Directions ▸ Write out all of the records precisely. Skip anything that is a picture.

● ● ● ● ● ● ●

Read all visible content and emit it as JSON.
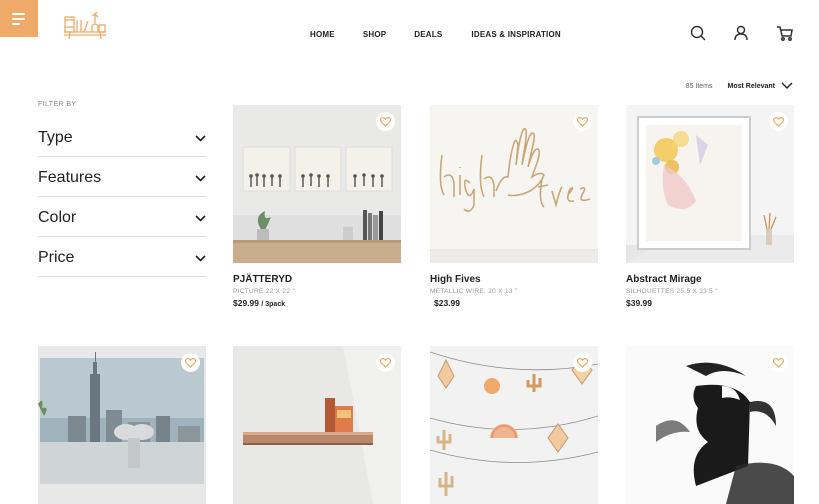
{
  "header": {
    "nav": [
      "HOME",
      "SHOP",
      "DEALS",
      "IDEAS & INSPIRATION"
    ],
    "icons": [
      "search-icon",
      "account-icon",
      "cart-icon"
    ]
  },
  "listing": {
    "count": "85 Items",
    "sort": "Most Relevant"
  },
  "filters": {
    "label": "FILTER BY",
    "items": [
      "Type",
      "Features",
      "Color",
      "Price"
    ]
  },
  "products": [
    {
      "name": "PJÄTTERYD",
      "desc": "PICTURE 22 X 22 \"",
      "price": "$29.99",
      "unit": "/ 3pack"
    },
    {
      "name": "High Fives",
      "desc": "METALLIC WIRE, 20 X 13 \"",
      "price": "$23.99",
      "unit": ""
    },
    {
      "name": "Abstract Mirage",
      "desc": "SILHOUETTES 25.5 X 33.5 \"",
      "price": "$39.99",
      "unit": ""
    },
    {
      "name": "",
      "desc": "",
      "price": "",
      "unit": ""
    },
    {
      "name": "",
      "desc": "",
      "price": "",
      "unit": ""
    },
    {
      "name": "",
      "desc": "",
      "price": "",
      "unit": ""
    },
    {
      "name": "",
      "desc": "",
      "price": "",
      "unit": ""
    }
  ],
  "colors": {
    "accent": "#efaa6a",
    "text": "#222222",
    "muted": "#999999"
  }
}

● ● ● ● ● ● ●

Worked answer ▸
Read all visible content and emit it as JSON.
{
  "header": {
    "nav": [
      "HOME",
      "SHOP",
      "DEALS",
      "IDEAS & INSPIRATION"
    ],
    "icons": [
      "search-icon",
      "account-icon",
      "cart-icon"
    ]
  },
  "listing": {
    "count": "85 Items",
    "sort": "Most Relevant"
  },
  "filters": {
    "label": "FILTER BY",
    "items": [
      "Type",
      "Features",
      "Color",
      "Price"
    ]
  },
  "products": [
    {
      "name": "PJÄTTERYD",
      "desc": "PICTURE 22 X 22 \"",
      "price": "$29.99",
      "unit": "/ 3pack"
    },
    {
      "name": "High Fives",
      "desc": "METALLIC WIRE, 20 X 13 \"",
      "price": "$23.99",
      "unit": ""
    },
    {
      "name": "Abstract Mirage",
      "desc": "SILHOUETTES 25.5 X 33.5 \"",
      "price": "$39.99",
      "unit": ""
    },
    {
      "name": "",
      "desc": "",
      "price": "",
      "unit": ""
    },
    {
      "name": "",
      "desc": "",
      "price": "",
      "unit": ""
    },
    {
      "name": "",
      "desc": "",
      "price": "",
      "unit": ""
    },
    {
      "name": "",
      "desc": "",
      "price": "",
      "unit": ""
    }
  ],
  "colors": {
    "accent": "#efaa6a",
    "text": "#222222",
    "muted": "#999999"
  }
}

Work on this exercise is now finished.